* **Task directions**
Search the data for the word "screenshot" and copy every line where it occurs.

* **Raw records**

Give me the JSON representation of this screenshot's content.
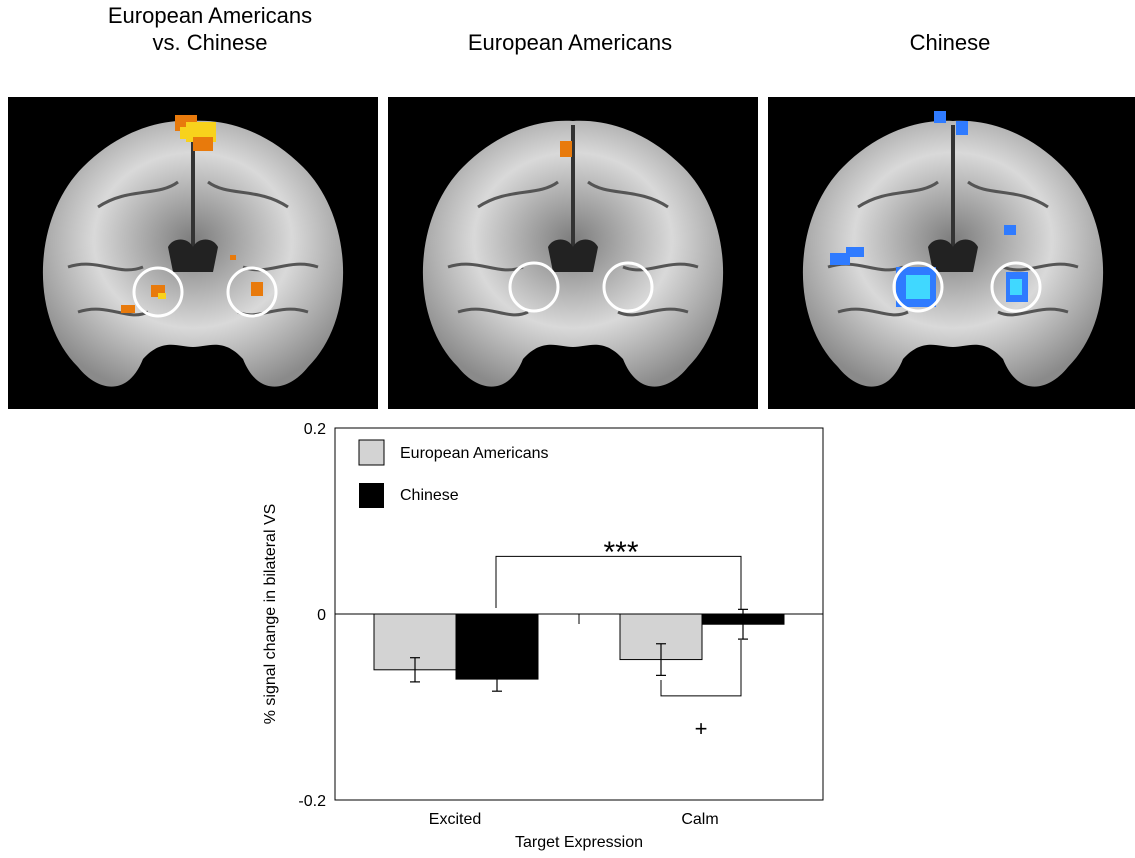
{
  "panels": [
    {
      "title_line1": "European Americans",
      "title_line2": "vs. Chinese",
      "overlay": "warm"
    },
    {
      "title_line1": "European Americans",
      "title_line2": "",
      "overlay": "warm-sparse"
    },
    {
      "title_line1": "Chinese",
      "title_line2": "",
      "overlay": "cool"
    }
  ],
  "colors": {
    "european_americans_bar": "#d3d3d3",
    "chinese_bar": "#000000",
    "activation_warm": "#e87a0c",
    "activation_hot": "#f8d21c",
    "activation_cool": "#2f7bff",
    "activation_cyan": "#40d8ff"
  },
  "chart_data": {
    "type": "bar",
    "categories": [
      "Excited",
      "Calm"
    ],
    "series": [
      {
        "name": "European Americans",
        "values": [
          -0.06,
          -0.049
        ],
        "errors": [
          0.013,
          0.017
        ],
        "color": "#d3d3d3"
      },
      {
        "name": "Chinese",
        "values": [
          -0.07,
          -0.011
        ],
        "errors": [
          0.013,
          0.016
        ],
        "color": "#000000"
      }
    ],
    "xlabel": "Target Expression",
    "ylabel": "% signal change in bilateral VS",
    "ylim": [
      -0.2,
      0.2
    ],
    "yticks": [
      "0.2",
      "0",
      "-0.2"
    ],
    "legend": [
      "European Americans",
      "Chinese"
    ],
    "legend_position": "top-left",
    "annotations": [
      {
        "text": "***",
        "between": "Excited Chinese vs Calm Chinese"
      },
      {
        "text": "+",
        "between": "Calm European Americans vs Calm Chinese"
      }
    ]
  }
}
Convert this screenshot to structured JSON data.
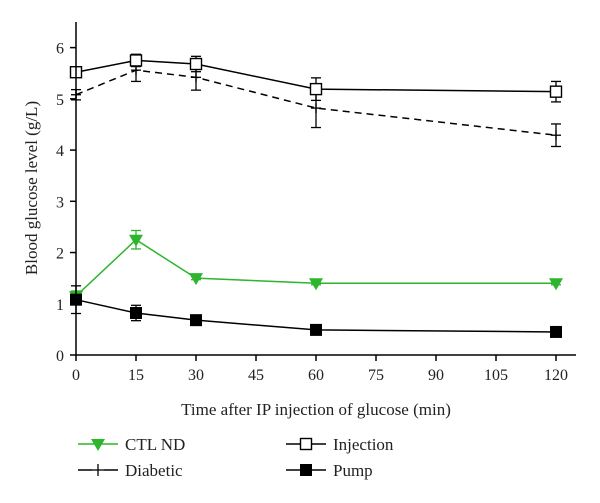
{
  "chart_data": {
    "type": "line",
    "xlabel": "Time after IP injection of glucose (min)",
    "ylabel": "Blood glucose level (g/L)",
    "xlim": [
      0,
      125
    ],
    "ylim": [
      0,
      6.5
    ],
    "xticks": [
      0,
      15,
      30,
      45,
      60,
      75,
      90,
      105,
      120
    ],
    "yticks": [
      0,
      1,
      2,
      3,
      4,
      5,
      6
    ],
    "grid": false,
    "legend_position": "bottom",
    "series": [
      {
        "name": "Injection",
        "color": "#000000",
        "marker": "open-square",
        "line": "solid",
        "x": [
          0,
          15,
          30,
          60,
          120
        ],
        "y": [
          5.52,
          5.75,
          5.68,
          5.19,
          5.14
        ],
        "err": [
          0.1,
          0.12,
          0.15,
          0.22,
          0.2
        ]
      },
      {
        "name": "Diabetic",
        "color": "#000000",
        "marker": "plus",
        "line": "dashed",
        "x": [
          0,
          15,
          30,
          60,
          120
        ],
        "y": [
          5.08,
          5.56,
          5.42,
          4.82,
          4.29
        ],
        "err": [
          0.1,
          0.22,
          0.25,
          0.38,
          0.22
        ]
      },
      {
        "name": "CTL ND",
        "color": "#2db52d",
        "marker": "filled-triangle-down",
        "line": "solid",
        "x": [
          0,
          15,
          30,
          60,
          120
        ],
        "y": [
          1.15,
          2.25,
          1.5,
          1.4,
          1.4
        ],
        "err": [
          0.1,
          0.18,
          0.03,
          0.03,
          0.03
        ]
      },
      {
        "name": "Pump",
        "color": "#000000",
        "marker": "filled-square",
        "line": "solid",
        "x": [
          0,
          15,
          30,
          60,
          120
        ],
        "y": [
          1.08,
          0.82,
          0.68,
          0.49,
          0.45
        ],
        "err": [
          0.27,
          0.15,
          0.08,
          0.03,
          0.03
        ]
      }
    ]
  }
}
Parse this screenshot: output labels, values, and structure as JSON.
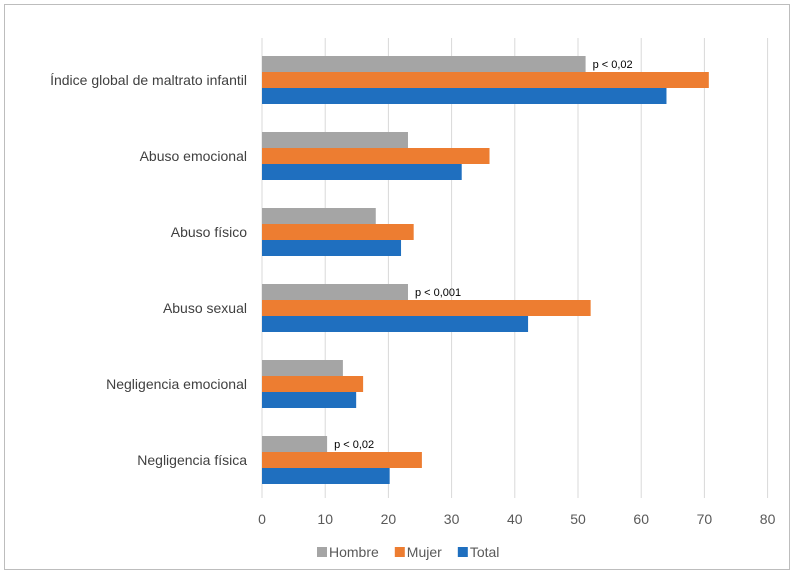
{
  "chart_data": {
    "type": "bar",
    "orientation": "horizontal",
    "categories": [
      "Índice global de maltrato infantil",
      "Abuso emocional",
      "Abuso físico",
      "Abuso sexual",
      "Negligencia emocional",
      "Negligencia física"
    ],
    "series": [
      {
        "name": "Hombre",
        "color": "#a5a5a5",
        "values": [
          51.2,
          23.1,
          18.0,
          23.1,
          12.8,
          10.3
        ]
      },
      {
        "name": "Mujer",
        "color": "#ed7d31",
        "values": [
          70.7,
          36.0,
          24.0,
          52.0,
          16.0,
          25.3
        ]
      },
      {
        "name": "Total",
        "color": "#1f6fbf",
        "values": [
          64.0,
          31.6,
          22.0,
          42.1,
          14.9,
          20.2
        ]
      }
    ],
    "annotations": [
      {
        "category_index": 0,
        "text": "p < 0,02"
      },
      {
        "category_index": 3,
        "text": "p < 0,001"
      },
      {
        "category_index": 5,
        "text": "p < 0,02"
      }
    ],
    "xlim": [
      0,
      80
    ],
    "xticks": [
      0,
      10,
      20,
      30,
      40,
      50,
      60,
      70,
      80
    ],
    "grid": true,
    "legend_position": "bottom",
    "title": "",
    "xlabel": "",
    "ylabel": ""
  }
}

* **Solution**
Give me the JSON representation of this screenshot's content.
Convert this screenshot to structured JSON data.
Parse this screenshot: output labels, values, and structure as JSON.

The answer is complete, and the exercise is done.